[Figure data in JSON]
-=-=-=-=-

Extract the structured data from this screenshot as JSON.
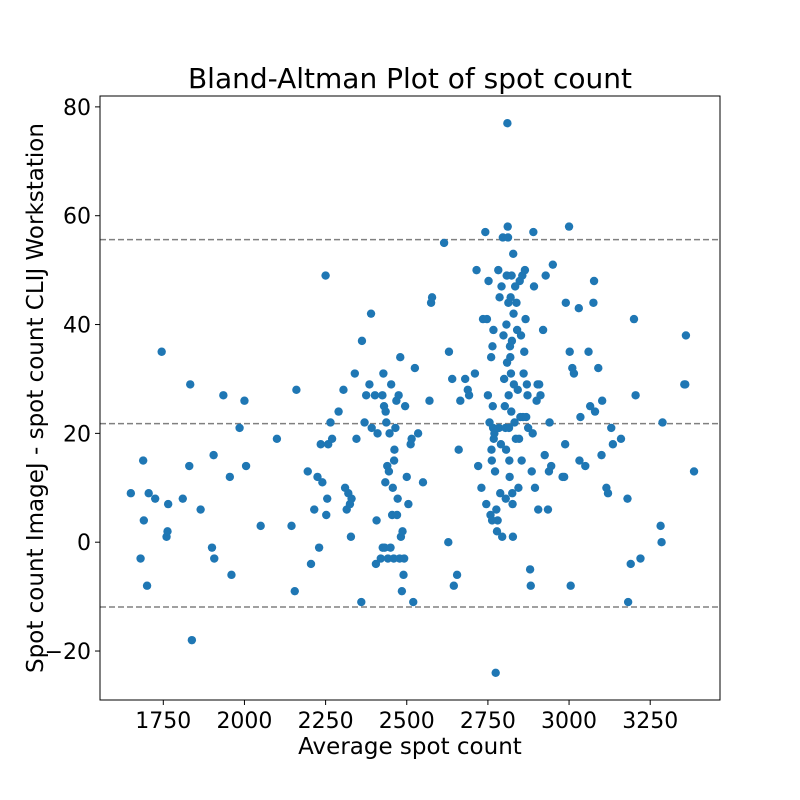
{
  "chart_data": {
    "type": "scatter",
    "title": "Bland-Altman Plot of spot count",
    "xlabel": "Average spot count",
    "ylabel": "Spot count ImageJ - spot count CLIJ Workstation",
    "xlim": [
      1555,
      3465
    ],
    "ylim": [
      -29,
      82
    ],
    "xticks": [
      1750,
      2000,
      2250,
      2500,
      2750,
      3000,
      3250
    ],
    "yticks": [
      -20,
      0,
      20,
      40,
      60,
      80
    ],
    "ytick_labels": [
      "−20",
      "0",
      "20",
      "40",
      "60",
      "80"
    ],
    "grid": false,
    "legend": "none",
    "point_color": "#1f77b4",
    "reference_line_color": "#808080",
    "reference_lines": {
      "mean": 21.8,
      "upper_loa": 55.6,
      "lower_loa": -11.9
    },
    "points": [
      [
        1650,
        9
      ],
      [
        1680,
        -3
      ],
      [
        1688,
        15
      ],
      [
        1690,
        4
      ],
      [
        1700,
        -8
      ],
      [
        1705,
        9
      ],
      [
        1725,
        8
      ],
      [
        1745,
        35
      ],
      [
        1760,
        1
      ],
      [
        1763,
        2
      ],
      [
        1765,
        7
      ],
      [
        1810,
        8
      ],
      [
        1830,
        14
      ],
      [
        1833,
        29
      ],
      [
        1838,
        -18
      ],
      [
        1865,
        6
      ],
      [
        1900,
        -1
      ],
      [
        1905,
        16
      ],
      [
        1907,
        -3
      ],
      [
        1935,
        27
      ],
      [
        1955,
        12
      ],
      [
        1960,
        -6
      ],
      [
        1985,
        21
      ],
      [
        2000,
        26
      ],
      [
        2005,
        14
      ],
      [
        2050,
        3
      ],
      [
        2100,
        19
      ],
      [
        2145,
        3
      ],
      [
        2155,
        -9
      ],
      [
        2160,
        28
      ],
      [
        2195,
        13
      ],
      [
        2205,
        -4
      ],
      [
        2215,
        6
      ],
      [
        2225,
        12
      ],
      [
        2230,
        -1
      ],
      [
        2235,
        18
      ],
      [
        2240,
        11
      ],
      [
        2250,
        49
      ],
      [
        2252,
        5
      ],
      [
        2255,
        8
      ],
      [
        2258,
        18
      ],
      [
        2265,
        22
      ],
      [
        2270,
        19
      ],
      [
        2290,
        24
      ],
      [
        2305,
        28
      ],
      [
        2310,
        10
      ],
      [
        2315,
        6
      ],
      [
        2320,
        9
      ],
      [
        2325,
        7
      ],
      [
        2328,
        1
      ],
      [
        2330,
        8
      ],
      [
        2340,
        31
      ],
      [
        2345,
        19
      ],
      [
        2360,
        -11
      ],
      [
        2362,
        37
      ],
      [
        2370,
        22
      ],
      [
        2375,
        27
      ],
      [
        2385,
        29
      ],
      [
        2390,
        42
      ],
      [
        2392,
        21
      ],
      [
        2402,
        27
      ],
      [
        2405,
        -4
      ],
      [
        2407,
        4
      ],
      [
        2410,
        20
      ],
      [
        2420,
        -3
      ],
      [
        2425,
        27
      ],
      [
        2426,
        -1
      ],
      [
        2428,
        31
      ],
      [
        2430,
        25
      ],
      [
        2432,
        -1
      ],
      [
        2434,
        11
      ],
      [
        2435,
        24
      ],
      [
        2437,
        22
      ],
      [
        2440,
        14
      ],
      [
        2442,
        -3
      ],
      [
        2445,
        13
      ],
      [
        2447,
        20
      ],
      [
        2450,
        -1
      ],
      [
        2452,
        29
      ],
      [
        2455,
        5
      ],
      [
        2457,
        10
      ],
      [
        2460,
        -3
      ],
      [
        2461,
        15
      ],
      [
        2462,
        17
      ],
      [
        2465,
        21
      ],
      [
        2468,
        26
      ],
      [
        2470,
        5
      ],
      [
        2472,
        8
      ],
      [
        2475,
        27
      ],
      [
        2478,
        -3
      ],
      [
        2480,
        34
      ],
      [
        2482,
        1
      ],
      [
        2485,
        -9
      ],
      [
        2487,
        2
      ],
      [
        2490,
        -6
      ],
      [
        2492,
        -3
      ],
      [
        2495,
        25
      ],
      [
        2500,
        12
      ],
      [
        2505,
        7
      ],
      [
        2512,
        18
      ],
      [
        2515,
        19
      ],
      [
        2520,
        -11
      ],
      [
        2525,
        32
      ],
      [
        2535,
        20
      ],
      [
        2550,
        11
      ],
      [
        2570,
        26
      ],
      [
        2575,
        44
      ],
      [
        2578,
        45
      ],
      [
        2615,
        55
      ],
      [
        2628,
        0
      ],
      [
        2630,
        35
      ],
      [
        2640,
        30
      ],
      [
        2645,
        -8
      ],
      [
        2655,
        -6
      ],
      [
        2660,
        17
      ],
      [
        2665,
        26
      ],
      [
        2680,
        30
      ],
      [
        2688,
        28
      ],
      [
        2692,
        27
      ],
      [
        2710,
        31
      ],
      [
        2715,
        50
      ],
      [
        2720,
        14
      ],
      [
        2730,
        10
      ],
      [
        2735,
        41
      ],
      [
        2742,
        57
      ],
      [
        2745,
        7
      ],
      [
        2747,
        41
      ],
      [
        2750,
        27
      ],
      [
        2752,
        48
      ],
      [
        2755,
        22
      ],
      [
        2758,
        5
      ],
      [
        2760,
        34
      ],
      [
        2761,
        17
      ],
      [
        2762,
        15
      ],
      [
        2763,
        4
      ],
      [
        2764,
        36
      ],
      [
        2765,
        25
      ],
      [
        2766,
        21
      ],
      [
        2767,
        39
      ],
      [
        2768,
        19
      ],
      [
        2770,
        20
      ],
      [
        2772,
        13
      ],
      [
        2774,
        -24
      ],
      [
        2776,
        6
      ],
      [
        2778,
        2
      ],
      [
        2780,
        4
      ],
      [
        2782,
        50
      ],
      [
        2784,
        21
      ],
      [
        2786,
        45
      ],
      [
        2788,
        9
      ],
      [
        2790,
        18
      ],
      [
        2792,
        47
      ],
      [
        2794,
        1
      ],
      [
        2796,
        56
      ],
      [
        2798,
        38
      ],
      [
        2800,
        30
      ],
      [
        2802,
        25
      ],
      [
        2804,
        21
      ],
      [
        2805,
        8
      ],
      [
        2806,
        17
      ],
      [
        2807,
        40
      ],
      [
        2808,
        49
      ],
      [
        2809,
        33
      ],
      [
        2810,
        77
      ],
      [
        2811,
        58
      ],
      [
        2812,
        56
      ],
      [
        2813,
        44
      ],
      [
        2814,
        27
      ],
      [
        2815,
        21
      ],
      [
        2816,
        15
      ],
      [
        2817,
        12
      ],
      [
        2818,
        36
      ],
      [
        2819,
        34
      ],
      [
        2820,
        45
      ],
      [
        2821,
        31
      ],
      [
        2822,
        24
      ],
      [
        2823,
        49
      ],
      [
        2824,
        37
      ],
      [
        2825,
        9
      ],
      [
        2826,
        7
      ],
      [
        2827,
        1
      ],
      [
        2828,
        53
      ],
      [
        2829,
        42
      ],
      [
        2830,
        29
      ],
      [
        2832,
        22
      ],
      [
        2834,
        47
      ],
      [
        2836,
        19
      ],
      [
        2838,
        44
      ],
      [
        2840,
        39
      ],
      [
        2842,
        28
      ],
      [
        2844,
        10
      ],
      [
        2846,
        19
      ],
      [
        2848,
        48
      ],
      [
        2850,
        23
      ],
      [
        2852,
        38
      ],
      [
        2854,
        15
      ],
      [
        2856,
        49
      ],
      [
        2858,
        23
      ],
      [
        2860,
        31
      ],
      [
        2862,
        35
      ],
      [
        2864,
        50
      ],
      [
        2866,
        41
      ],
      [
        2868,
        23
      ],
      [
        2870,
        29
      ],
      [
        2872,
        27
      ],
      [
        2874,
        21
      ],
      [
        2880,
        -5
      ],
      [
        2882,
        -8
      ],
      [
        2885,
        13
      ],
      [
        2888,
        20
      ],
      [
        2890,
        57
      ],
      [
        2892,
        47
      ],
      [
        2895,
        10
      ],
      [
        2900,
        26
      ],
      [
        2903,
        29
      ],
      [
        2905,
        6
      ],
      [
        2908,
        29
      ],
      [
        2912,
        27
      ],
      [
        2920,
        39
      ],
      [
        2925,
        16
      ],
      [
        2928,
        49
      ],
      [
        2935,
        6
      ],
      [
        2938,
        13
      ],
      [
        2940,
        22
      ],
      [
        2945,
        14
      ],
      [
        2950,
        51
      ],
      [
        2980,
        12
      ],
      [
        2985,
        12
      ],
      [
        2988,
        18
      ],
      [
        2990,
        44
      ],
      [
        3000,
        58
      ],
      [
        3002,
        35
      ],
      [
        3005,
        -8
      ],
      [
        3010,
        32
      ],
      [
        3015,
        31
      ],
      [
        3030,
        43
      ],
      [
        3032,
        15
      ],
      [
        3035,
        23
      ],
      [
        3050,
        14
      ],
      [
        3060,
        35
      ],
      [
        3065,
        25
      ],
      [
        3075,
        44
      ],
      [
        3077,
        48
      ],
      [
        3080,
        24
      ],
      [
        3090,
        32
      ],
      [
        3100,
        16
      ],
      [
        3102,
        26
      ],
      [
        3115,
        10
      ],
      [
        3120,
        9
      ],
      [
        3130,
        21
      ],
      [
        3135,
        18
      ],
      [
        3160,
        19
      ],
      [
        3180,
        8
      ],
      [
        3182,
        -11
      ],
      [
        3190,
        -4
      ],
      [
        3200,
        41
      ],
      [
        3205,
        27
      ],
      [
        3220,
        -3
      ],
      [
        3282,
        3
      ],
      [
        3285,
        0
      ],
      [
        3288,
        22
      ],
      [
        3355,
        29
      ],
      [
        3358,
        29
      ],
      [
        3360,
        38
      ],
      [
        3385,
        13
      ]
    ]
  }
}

-=-=-=-=-

▸ EXERCISE BRIEF
Copy every line in the records above that contains the word "spot".

▸ TASK RESPONSE
    "title": "Bland-Altman Plot of spot count",
    "xlabel": "Average spot count",
    "ylabel": "Spot count ImageJ - spot count CLIJ Workstation",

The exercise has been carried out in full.